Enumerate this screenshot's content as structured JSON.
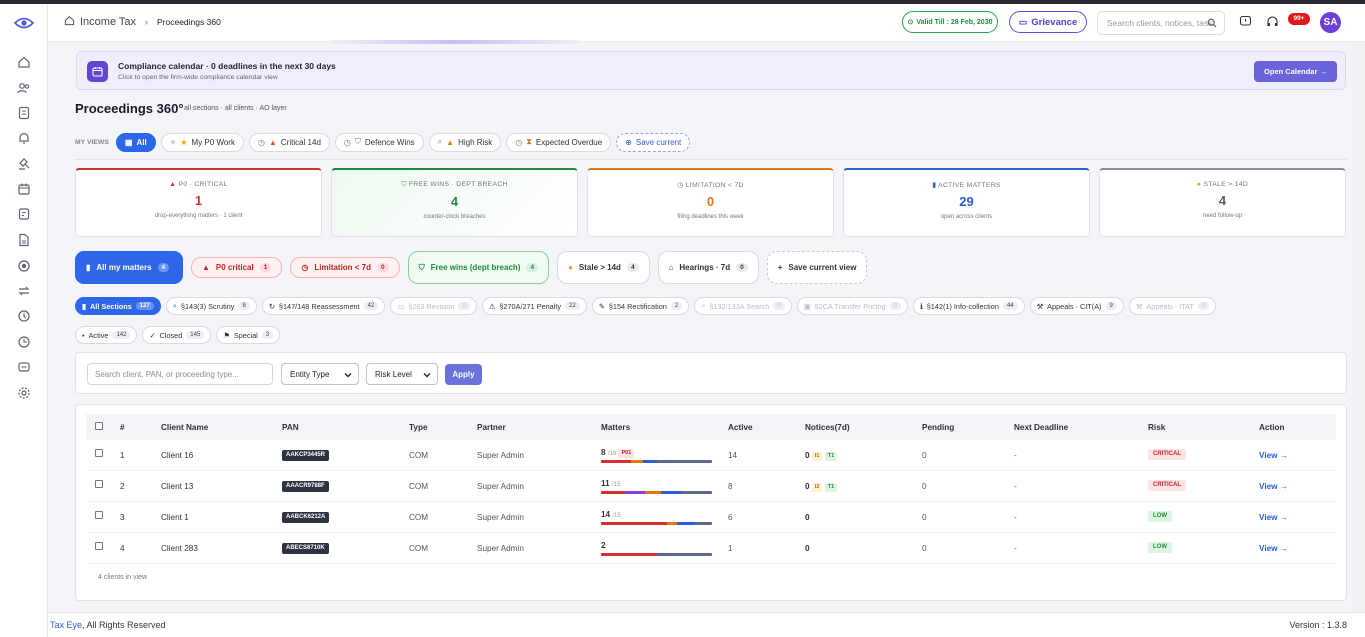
{
  "header": {
    "breadcrumb_root": "Income Tax",
    "breadcrumb_current": "Proceedings 360",
    "valid_till": "Valid Till : 28 Feb, 2030",
    "grievance": "Grievance",
    "search_placeholder": "Search clients, notices, task",
    "notif_badge": "99+",
    "avatar": "SA"
  },
  "sidebar": {
    "icons": [
      "home-icon",
      "users-icon",
      "document-icon",
      "bell-icon",
      "gavel-icon",
      "calendar-icon",
      "notes-icon",
      "file-icon",
      "target-icon",
      "transfer-icon",
      "clock-icon",
      "history-icon",
      "message-icon",
      "settings-icon"
    ]
  },
  "calendar_banner": {
    "title": "Compliance calendar · 0 deadlines in the next 30 days",
    "subtitle": "Click to open the firm-wide compliance calendar view",
    "button": "Open Calendar →"
  },
  "page": {
    "title": "Proceedings 360°",
    "subtitle": "all sections · all clients · AO layer"
  },
  "views": {
    "label": "MY VIEWS",
    "items": [
      {
        "label": "All",
        "active": true
      },
      {
        "label": "My P0 Work"
      },
      {
        "label": "Critical 14d"
      },
      {
        "label": "Defence Wins"
      },
      {
        "label": "High Risk"
      },
      {
        "label": "Expected Overdue"
      }
    ],
    "save": "Save current"
  },
  "kpis": [
    {
      "label": "P0 · CRITICAL",
      "value": "1",
      "sub": "drop-everything matters · 1 client",
      "color": "#d32f2f"
    },
    {
      "label": "FREE WINS · DEPT BREACH",
      "value": "4",
      "sub": "counter-clock breaches",
      "color": "#1e8a3f"
    },
    {
      "label": "LIMITATION < 7D",
      "value": "0",
      "sub": "filing deadlines this week",
      "color": "#e07a10"
    },
    {
      "label": "ACTIVE MATTERS",
      "value": "29",
      "sub": "open across clients",
      "color": "#2b5fd9"
    },
    {
      "label": "STALE > 14D",
      "value": "4",
      "sub": "need follow-up",
      "color": "#555a66"
    }
  ],
  "quick_filters": [
    {
      "label": "All my matters",
      "count": "4"
    },
    {
      "label": "P0 critical",
      "count": "1"
    },
    {
      "label": "Limitation < 7d",
      "count": "0"
    },
    {
      "label": "Free wins (dept breach)",
      "count": "4"
    },
    {
      "label": "Stale > 14d",
      "count": "4"
    },
    {
      "label": "Hearings · 7d",
      "count": "0"
    },
    {
      "label": "Save current view"
    }
  ],
  "sections": [
    {
      "label": "All Sections",
      "count": "127"
    },
    {
      "label": "§143(3) Scrutiny",
      "count": "8"
    },
    {
      "label": "§147/148 Reassessment",
      "count": "42"
    },
    {
      "label": "§263 Revision",
      "count": "0"
    },
    {
      "label": "§270A/271 Penalty",
      "count": "22"
    },
    {
      "label": "§154 Rectification",
      "count": "2"
    },
    {
      "label": "§132/133A Search",
      "count": "0"
    },
    {
      "label": "92CA Transfer Pricing",
      "count": "0"
    },
    {
      "label": "§142(1) Info-collection",
      "count": "44"
    },
    {
      "label": "Appeals · CIT(A)",
      "count": "9"
    },
    {
      "label": "Appeals · ITAT",
      "count": "0"
    }
  ],
  "statuses": [
    {
      "label": "Active",
      "count": "142"
    },
    {
      "label": "Closed",
      "count": "145"
    },
    {
      "label": "Special",
      "count": "3"
    }
  ],
  "filters": {
    "search_placeholder": "Search client, PAN, or proceeding type...",
    "entity_type": "Entity Type",
    "risk_level": "Risk Level",
    "apply": "Apply"
  },
  "table": {
    "columns": [
      "#",
      "Client Name",
      "PAN",
      "Type",
      "Partner",
      "Matters",
      "Active",
      "Notices(7d)",
      "Pending",
      "Next Deadline",
      "Risk",
      "Action"
    ],
    "rows": [
      {
        "num": "1",
        "client": "Client 16",
        "pan": "AAKCP3445R",
        "type": "COM",
        "partner": "Super Admin",
        "matters": "8",
        "matters_of": "/18",
        "tag": "P01",
        "active": "14",
        "notices": "0",
        "notice_tags": [
          "I1",
          "T1"
        ],
        "pending": "0",
        "deadline": "-",
        "risk": "CRITICAL",
        "action": "View →"
      },
      {
        "num": "2",
        "client": "Client 13",
        "pan": "AAACR9788F",
        "type": "COM",
        "partner": "Super Admin",
        "matters": "11",
        "matters_of": "/15",
        "tag": "",
        "active": "8",
        "notices": "0",
        "notice_tags": [
          "I2",
          "T1"
        ],
        "pending": "0",
        "deadline": "-",
        "risk": "CRITICAL",
        "action": "View →"
      },
      {
        "num": "3",
        "client": "Client 1",
        "pan": "AABCK6212A",
        "type": "COM",
        "partner": "Super Admin",
        "matters": "14",
        "matters_of": "/15",
        "tag": "",
        "active": "6",
        "notices": "0",
        "notice_tags": [],
        "pending": "0",
        "deadline": "-",
        "risk": "LOW",
        "action": "View →"
      },
      {
        "num": "4",
        "client": "Client 283",
        "pan": "ABECS8710K",
        "type": "COM",
        "partner": "Super Admin",
        "matters": "2",
        "matters_of": "",
        "tag": "",
        "active": "1",
        "notices": "0",
        "notice_tags": [],
        "pending": "0",
        "deadline": "-",
        "risk": "LOW",
        "action": "View →"
      }
    ],
    "footer": "4 clients in view"
  },
  "footer": {
    "brand": "Tax Eye",
    "rights": ", All Rights Reserved",
    "version": "Version : 1.3.8"
  }
}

-------

- JOB -
All of the lines above should be printed exactly, minus the pictures.

- SOLUTION TO THE PROBLEM -
Enumerate this screenshot's content as structured JSON.
{
  "header": {
    "breadcrumb_root": "Income Tax",
    "breadcrumb_current": "Proceedings 360",
    "valid_till": "Valid Till : 28 Feb, 2030",
    "grievance": "Grievance",
    "search_placeholder": "Search clients, notices, task",
    "notif_badge": "99+",
    "avatar": "SA"
  },
  "sidebar": {
    "icons": [
      "home-icon",
      "users-icon",
      "document-icon",
      "bell-icon",
      "gavel-icon",
      "calendar-icon",
      "notes-icon",
      "file-icon",
      "target-icon",
      "transfer-icon",
      "clock-icon",
      "history-icon",
      "message-icon",
      "settings-icon"
    ]
  },
  "calendar_banner": {
    "title": "Compliance calendar · 0 deadlines in the next 30 days",
    "subtitle": "Click to open the firm-wide compliance calendar view",
    "button": "Open Calendar →"
  },
  "page": {
    "title": "Proceedings 360°",
    "subtitle": "all sections · all clients · AO layer"
  },
  "views": {
    "label": "MY VIEWS",
    "items": [
      {
        "label": "All",
        "active": true
      },
      {
        "label": "My P0 Work"
      },
      {
        "label": "Critical 14d"
      },
      {
        "label": "Defence Wins"
      },
      {
        "label": "High Risk"
      },
      {
        "label": "Expected Overdue"
      }
    ],
    "save": "Save current"
  },
  "kpis": [
    {
      "label": "P0 · CRITICAL",
      "value": "1",
      "sub": "drop-everything matters · 1 client",
      "color": "#d32f2f"
    },
    {
      "label": "FREE WINS · DEPT BREACH",
      "value": "4",
      "sub": "counter-clock breaches",
      "color": "#1e8a3f"
    },
    {
      "label": "LIMITATION < 7D",
      "value": "0",
      "sub": "filing deadlines this week",
      "color": "#e07a10"
    },
    {
      "label": "ACTIVE MATTERS",
      "value": "29",
      "sub": "open across clients",
      "color": "#2b5fd9"
    },
    {
      "label": "STALE > 14D",
      "value": "4",
      "sub": "need follow-up",
      "color": "#555a66"
    }
  ],
  "quick_filters": [
    {
      "label": "All my matters",
      "count": "4"
    },
    {
      "label": "P0 critical",
      "count": "1"
    },
    {
      "label": "Limitation < 7d",
      "count": "0"
    },
    {
      "label": "Free wins (dept breach)",
      "count": "4"
    },
    {
      "label": "Stale > 14d",
      "count": "4"
    },
    {
      "label": "Hearings · 7d",
      "count": "0"
    },
    {
      "label": "Save current view"
    }
  ],
  "sections": [
    {
      "label": "All Sections",
      "count": "127"
    },
    {
      "label": "§143(3) Scrutiny",
      "count": "8"
    },
    {
      "label": "§147/148 Reassessment",
      "count": "42"
    },
    {
      "label": "§263 Revision",
      "count": "0"
    },
    {
      "label": "§270A/271 Penalty",
      "count": "22"
    },
    {
      "label": "§154 Rectification",
      "count": "2"
    },
    {
      "label": "§132/133A Search",
      "count": "0"
    },
    {
      "label": "92CA Transfer Pricing",
      "count": "0"
    },
    {
      "label": "§142(1) Info-collection",
      "count": "44"
    },
    {
      "label": "Appeals · CIT(A)",
      "count": "9"
    },
    {
      "label": "Appeals · ITAT",
      "count": "0"
    }
  ],
  "statuses": [
    {
      "label": "Active",
      "count": "142"
    },
    {
      "label": "Closed",
      "count": "145"
    },
    {
      "label": "Special",
      "count": "3"
    }
  ],
  "filters": {
    "search_placeholder": "Search client, PAN, or proceeding type...",
    "entity_type": "Entity Type",
    "risk_level": "Risk Level",
    "apply": "Apply"
  },
  "table": {
    "columns": [
      "#",
      "Client Name",
      "PAN",
      "Type",
      "Partner",
      "Matters",
      "Active",
      "Notices(7d)",
      "Pending",
      "Next Deadline",
      "Risk",
      "Action"
    ],
    "rows": [
      {
        "num": "1",
        "client": "Client 16",
        "pan": "AAKCP3445R",
        "type": "COM",
        "partner": "Super Admin",
        "matters": "8",
        "matters_of": "/18",
        "tag": "P01",
        "active": "14",
        "notices": "0",
        "notice_tags": [
          "I1",
          "T1"
        ],
        "pending": "0",
        "deadline": "-",
        "risk": "CRITICAL",
        "action": "View →"
      },
      {
        "num": "2",
        "client": "Client 13",
        "pan": "AAACR9788F",
        "type": "COM",
        "partner": "Super Admin",
        "matters": "11",
        "matters_of": "/15",
        "tag": "",
        "active": "8",
        "notices": "0",
        "notice_tags": [
          "I2",
          "T1"
        ],
        "pending": "0",
        "deadline": "-",
        "risk": "CRITICAL",
        "action": "View →"
      },
      {
        "num": "3",
        "client": "Client 1",
        "pan": "AABCK6212A",
        "type": "COM",
        "partner": "Super Admin",
        "matters": "14",
        "matters_of": "/15",
        "tag": "",
        "active": "6",
        "notices": "0",
        "notice_tags": [],
        "pending": "0",
        "deadline": "-",
        "risk": "LOW",
        "action": "View →"
      },
      {
        "num": "4",
        "client": "Client 283",
        "pan": "ABECS8710K",
        "type": "COM",
        "partner": "Super Admin",
        "matters": "2",
        "matters_of": "",
        "tag": "",
        "active": "1",
        "notices": "0",
        "notice_tags": [],
        "pending": "0",
        "deadline": "-",
        "risk": "LOW",
        "action": "View →"
      }
    ],
    "footer": "4 clients in view"
  },
  "footer": {
    "brand": "Tax Eye",
    "rights": ", All Rights Reserved",
    "version": "Version : 1.3.8"
  }
}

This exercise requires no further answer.